Gather up all lines that carry the word "color".

_Source material_:
— Start —

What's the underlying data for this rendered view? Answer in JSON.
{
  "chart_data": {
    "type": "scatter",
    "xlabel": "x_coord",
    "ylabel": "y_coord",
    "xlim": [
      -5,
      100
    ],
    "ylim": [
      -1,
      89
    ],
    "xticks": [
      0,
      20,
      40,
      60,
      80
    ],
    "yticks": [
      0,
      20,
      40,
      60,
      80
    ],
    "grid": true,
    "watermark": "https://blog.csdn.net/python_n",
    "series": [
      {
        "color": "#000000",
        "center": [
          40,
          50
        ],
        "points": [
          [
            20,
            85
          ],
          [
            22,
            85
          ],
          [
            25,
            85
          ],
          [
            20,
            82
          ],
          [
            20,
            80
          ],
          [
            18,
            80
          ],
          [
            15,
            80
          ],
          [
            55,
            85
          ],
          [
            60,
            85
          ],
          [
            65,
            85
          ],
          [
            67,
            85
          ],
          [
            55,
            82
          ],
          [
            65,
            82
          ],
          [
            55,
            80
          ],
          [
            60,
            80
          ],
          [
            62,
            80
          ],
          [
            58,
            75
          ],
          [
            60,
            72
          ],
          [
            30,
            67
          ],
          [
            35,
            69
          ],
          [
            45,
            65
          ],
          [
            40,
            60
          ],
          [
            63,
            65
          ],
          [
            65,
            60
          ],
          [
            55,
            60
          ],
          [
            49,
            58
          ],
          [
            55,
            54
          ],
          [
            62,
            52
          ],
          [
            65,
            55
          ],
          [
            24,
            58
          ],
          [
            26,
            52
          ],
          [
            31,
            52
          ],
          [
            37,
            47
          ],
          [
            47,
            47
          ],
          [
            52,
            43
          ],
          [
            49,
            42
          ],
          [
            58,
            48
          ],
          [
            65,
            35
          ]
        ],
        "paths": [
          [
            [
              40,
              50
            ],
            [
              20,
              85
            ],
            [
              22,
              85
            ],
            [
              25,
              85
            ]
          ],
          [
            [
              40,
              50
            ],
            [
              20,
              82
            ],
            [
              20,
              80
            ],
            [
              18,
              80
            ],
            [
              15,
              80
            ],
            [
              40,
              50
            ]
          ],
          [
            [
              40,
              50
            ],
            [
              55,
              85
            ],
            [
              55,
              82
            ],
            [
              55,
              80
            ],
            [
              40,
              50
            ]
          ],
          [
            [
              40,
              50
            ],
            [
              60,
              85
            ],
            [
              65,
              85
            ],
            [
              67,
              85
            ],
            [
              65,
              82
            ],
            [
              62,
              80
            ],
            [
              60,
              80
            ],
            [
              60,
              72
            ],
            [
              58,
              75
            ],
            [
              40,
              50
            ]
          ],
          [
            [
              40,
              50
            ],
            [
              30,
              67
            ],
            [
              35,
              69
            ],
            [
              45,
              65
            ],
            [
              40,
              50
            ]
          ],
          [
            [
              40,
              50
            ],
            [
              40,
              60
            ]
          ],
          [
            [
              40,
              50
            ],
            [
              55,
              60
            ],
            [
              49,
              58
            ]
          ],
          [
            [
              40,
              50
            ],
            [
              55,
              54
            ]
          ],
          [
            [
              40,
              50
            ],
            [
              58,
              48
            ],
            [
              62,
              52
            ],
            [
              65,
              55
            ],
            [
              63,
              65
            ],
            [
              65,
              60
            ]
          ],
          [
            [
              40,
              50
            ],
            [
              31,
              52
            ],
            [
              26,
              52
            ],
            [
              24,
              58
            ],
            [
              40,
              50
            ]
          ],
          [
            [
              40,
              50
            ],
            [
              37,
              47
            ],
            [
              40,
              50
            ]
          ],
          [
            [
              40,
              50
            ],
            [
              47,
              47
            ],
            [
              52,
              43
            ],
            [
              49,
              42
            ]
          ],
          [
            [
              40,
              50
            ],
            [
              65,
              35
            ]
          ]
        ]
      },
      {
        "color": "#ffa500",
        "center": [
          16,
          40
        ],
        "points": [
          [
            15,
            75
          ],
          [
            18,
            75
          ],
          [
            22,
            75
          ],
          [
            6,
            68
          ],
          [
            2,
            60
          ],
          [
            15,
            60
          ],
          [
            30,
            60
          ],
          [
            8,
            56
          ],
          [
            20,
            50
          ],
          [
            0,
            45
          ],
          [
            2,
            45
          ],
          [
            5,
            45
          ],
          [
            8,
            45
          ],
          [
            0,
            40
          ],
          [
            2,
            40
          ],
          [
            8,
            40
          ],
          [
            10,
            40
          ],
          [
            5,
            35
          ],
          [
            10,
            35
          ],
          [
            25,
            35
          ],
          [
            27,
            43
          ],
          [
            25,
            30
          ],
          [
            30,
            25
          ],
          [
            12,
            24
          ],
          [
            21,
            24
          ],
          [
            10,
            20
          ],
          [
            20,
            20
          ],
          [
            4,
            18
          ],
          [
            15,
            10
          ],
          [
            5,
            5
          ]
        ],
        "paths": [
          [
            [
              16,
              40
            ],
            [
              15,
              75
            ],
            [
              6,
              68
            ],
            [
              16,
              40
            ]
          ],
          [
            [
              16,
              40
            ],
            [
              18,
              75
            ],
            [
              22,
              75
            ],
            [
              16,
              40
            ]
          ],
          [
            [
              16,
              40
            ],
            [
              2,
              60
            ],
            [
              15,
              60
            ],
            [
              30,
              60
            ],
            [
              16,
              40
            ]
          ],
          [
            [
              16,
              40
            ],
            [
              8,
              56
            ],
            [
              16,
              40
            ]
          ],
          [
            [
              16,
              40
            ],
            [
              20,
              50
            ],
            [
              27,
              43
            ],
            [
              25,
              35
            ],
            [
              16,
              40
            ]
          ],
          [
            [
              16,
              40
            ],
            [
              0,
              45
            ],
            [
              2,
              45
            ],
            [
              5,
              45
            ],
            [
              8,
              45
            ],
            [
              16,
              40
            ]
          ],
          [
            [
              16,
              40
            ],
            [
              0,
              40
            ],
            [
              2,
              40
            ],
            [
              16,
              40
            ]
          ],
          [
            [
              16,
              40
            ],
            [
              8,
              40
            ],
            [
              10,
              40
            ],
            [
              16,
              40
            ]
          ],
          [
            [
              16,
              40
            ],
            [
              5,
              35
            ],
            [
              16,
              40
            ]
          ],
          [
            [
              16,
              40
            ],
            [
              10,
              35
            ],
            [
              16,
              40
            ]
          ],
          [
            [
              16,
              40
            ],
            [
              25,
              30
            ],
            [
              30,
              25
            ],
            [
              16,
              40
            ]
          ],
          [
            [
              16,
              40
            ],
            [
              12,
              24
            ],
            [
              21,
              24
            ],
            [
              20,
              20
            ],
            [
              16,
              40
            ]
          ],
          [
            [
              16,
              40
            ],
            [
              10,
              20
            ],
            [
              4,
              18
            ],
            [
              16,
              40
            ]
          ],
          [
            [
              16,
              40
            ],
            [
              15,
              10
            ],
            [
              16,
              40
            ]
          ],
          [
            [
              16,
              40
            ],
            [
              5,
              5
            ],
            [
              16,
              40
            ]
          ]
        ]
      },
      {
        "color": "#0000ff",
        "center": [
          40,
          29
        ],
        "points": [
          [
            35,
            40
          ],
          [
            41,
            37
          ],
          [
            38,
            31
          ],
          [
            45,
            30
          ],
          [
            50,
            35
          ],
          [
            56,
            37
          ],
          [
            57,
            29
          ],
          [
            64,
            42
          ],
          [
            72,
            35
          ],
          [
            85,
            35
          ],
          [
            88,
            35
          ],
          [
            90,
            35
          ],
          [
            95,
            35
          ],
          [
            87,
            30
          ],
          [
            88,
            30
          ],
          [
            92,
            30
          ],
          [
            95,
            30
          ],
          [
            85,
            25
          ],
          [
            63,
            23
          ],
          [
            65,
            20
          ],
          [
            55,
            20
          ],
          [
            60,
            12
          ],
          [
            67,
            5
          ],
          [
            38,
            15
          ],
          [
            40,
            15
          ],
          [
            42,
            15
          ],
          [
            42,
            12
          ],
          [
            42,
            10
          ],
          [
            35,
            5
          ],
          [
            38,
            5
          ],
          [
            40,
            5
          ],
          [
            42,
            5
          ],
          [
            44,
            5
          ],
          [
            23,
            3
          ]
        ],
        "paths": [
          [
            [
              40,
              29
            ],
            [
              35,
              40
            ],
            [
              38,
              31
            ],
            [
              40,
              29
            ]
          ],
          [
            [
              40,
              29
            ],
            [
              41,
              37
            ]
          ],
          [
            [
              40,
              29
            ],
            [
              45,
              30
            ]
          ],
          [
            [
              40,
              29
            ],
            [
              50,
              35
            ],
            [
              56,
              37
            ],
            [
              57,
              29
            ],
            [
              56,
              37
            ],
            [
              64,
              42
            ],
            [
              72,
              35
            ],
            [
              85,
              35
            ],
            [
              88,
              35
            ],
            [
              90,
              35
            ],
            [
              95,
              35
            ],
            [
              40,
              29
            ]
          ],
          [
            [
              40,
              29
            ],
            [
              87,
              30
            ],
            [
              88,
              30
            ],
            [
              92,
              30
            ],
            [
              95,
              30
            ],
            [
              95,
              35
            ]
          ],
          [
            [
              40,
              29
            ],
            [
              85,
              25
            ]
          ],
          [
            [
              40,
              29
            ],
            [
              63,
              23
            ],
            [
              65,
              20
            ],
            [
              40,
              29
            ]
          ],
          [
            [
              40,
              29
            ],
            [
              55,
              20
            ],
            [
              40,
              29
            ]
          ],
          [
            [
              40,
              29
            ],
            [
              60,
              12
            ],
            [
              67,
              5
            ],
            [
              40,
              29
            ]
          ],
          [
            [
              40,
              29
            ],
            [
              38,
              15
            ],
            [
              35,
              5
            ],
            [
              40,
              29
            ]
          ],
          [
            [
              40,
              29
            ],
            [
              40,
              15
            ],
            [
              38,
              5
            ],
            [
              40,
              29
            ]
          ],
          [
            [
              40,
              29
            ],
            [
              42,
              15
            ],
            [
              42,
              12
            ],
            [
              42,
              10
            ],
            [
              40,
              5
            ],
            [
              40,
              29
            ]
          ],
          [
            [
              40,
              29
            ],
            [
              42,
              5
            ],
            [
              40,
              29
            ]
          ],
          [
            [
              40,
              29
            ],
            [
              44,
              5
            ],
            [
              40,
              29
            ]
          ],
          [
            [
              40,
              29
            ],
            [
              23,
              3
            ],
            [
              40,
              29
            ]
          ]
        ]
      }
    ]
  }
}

— End —

_Response_:
        "color": "#000000",
        "color": "#ffa500",
        "color": "#0000ff",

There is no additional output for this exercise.